● **Rows**
┄┄┄┄┄┄┄┄┄┄
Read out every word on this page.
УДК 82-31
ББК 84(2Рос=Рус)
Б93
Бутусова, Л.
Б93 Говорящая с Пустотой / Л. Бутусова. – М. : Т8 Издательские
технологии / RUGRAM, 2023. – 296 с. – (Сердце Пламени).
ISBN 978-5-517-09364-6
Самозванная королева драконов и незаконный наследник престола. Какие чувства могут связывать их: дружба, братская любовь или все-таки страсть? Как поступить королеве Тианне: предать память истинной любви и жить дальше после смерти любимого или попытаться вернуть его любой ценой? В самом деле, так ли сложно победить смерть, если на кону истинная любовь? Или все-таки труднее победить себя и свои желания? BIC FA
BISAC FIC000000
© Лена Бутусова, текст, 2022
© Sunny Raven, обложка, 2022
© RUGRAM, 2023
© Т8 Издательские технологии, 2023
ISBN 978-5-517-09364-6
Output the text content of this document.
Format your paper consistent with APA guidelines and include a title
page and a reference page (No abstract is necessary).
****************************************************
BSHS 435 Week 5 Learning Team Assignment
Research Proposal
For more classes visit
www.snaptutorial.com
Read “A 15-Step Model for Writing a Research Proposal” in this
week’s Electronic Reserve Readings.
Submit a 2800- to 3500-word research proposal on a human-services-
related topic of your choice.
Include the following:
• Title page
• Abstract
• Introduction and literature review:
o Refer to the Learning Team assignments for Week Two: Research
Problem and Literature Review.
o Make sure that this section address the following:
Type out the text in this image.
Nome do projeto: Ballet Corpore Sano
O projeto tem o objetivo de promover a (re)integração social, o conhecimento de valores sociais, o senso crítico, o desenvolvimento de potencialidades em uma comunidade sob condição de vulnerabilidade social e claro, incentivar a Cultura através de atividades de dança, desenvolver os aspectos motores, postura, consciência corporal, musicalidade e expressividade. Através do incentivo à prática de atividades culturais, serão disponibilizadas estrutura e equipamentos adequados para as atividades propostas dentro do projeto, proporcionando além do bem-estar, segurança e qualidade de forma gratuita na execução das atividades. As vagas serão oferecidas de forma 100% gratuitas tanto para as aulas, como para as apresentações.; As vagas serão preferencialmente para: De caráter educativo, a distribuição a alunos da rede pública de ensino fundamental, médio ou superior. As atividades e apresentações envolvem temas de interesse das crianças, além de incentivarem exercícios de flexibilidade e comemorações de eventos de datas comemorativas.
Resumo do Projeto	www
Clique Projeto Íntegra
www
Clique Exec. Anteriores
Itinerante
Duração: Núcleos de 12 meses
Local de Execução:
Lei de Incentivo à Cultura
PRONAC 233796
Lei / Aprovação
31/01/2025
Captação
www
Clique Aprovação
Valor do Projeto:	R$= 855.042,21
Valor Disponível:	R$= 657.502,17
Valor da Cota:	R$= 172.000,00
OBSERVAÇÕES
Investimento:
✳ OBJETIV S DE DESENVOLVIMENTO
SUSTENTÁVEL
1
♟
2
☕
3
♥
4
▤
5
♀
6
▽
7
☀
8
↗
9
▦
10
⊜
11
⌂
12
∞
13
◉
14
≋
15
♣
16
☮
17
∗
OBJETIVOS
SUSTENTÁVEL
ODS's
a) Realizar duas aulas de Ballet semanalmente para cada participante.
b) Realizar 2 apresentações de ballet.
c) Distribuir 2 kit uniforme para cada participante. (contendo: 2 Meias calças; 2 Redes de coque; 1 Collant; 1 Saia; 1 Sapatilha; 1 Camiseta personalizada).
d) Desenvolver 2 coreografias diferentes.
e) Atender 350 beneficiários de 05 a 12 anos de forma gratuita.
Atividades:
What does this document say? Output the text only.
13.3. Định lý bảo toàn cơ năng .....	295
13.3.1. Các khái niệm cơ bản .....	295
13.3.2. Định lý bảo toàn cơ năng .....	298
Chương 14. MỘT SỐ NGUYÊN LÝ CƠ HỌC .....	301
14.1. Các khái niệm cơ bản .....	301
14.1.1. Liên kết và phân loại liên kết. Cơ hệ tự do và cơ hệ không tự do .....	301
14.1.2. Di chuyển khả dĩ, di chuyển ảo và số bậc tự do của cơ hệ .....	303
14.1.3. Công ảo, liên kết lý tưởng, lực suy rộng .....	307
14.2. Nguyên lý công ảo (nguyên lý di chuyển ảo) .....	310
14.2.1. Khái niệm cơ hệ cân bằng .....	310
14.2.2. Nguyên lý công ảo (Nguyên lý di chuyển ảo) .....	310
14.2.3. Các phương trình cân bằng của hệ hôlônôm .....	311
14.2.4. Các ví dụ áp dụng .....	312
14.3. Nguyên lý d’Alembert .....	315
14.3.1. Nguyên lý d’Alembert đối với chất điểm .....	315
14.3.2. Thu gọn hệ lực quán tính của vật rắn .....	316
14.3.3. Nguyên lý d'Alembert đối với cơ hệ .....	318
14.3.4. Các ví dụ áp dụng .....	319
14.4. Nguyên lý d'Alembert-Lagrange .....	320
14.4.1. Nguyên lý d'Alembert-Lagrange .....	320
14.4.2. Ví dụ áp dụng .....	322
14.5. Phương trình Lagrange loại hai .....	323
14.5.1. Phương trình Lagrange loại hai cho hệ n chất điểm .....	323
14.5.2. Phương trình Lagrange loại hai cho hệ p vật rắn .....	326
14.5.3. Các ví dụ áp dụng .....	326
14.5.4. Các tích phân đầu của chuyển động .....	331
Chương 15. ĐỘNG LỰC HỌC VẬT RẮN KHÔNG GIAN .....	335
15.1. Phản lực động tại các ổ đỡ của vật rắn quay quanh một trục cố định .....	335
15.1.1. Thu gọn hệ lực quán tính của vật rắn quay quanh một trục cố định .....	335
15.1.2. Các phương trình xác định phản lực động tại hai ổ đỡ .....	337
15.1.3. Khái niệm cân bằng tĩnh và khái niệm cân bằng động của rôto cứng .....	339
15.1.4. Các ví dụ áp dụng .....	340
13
┄┄┄┄┄┄┄┄┄┄
● **Exercise objective**
Please set down all the data word for word.

● **Output**
Read out every word on this page.
УДК 82-31
ББК 84(2Рос=Рус)
Б93
Бутусова, Л.
Б93 Говорящая с Пустотой / Л. Бутусова. – М. : Т8 Издательские
технологии / RUGRAM, 2023. – 296 с. – (Сердце Пламени).
ISBN 978-5-517-09364-6
Самозванная королева драконов и незаконный наследник престола. Какие чувства могут связывать их: дружба, братская любовь или все-таки страсть? Как поступить королеве Тианне: предать память истинной любви и жить дальше после смерти любимого или попытаться вернуть его любой ценой? В самом деле, так ли сложно победить смерть, если на кону истинная любовь? Или все-таки труднее победить себя и свои желания? BIC FA
BISAC FIC000000
© Лена Бутусова, текст, 2022
© Sunny Raven, обложка, 2022
© RUGRAM, 2023
© Т8 Издательские технологии, 2023
ISBN 978-5-517-09364-6
Output the text content of this document.
Format your paper consistent with APA guidelines and include a title
page and a reference page (No abstract is necessary).
****************************************************
BSHS 435 Week 5 Learning Team Assignment
Research Proposal
For more classes visit
www.snaptutorial.com
Read “A 15-Step Model for Writing a Research Proposal” in this
week’s Electronic Reserve Readings.
Submit a 2800- to 3500-word research proposal on a human-services-
related topic of your choice.
Include the following:
• Title page
• Abstract
• Introduction and literature review:
o Refer to the Learning Team assignments for Week Two: Research
Problem and Literature Review.
o Make sure that this section address the following:
Type out the text in this image.
Nome do projeto: Ballet Corpore Sano
O projeto tem o objetivo de promover a (re)integração social, o conhecimento de valores sociais, o senso crítico, o desenvolvimento de potencialidades em uma comunidade sob condição de vulnerabilidade social e claro, incentivar a Cultura através de atividades de dança, desenvolver os aspectos motores, postura, consciência corporal, musicalidade e expressividade. Através do incentivo à prática de atividades culturais, serão disponibilizadas estrutura e equipamentos adequados para as atividades propostas dentro do projeto, proporcionando além do bem-estar, segurança e qualidade de forma gratuita na execução das atividades. As vagas serão oferecidas de forma 100% gratuitas tanto para as aulas, como para as apresentações.; As vagas serão preferencialmente para: De caráter educativo, a distribuição a alunos da rede pública de ensino fundamental, médio ou superior. As atividades e apresentações envolvem temas de interesse das crianças, além de incentivarem exercícios de flexibilidade e comemorações de eventos de datas comemorativas.
Resumo do Projeto	www
Clique Projeto Íntegra
www
Clique Exec. Anteriores
Itinerante
Duração: Núcleos de 12 meses
Local de Execução:
Lei de Incentivo à Cultura
PRONAC 233796
Lei / Aprovação
31/01/2025
Captação
www
Clique Aprovação
Valor do Projeto:	R$= 855.042,21
Valor Disponível:	R$= 657.502,17
Valor da Cota:	R$= 172.000,00
OBSERVAÇÕES
Investimento:
✳ OBJETIV S DE DESENVOLVIMENTO
SUSTENTÁVEL
1
♟
2
☕
3
♥
4
▤
5
♀
6
▽
7
☀
8
↗
9
▦
10
⊜
11
⌂
12
∞
13
◉
14
≋
15
♣
16
☮
17
∗
OBJETIVOS
SUSTENTÁVEL
ODS's
a) Realizar duas aulas de Ballet semanalmente para cada participante.
b) Realizar 2 apresentações de ballet.
c) Distribuir 2 kit uniforme para cada participante. (contendo: 2 Meias calças; 2 Redes de coque; 1 Collant; 1 Saia; 1 Sapatilha; 1 Camiseta personalizada).
d) Desenvolver 2 coreografias diferentes.
e) Atender 350 beneficiários de 05 a 12 anos de forma gratuita.
Atividades:
What does this document say? Output the text only.
13.3. Định lý bảo toàn cơ năng .....	295
13.3.1. Các khái niệm cơ bản .....	295
13.3.2. Định lý bảo toàn cơ năng .....	298
Chương 14. MỘT SỐ NGUYÊN LÝ CƠ HỌC .....	301
14.1. Các khái niệm cơ bản .....	301
14.1.1. Liên kết và phân loại liên kết. Cơ hệ tự do và cơ hệ không tự do .....	301
14.1.2. Di chuyển khả dĩ, di chuyển ảo và số bậc tự do của cơ hệ .....	303
14.1.3. Công ảo, liên kết lý tưởng, lực suy rộng .....	307
14.2. Nguyên lý công ảo (nguyên lý di chuyển ảo) .....	310
14.2.1. Khái niệm cơ hệ cân bằng .....	310
14.2.2. Nguyên lý công ảo (Nguyên lý di chuyển ảo) .....	310
14.2.3. Các phương trình cân bằng của hệ hôlônôm .....	311
14.2.4. Các ví dụ áp dụng .....	312
14.3. Nguyên lý d’Alembert .....	315
14.3.1. Nguyên lý d’Alembert đối với chất điểm .....	315
14.3.2. Thu gọn hệ lực quán tính của vật rắn .....	316
14.3.3. Nguyên lý d'Alembert đối với cơ hệ .....	318
14.3.4. Các ví dụ áp dụng .....	319
14.4. Nguyên lý d'Alembert-Lagrange .....	320
14.4.1. Nguyên lý d'Alembert-Lagrange .....	320
14.4.2. Ví dụ áp dụng .....	322
14.5. Phương trình Lagrange loại hai .....	323
14.5.1. Phương trình Lagrange loại hai cho hệ n chất điểm .....	323
14.5.2. Phương trình Lagrange loại hai cho hệ p vật rắn .....	326
14.5.3. Các ví dụ áp dụng .....	326
14.5.4. Các tích phân đầu của chuyển động .....	331
Chương 15. ĐỘNG LỰC HỌC VẬT RẮN KHÔNG GIAN .....	335
15.1. Phản lực động tại các ổ đỡ của vật rắn quay quanh một trục cố định .....	335
15.1.1. Thu gọn hệ lực quán tính của vật rắn quay quanh một trục cố định .....	335
15.1.2. Các phương trình xác định phản lực động tại hai ổ đỡ .....	337
15.1.3. Khái niệm cân bằng tĩnh và khái niệm cân bằng động của rôto cứng .....	339
15.1.4. Các ví dụ áp dụng .....	340
13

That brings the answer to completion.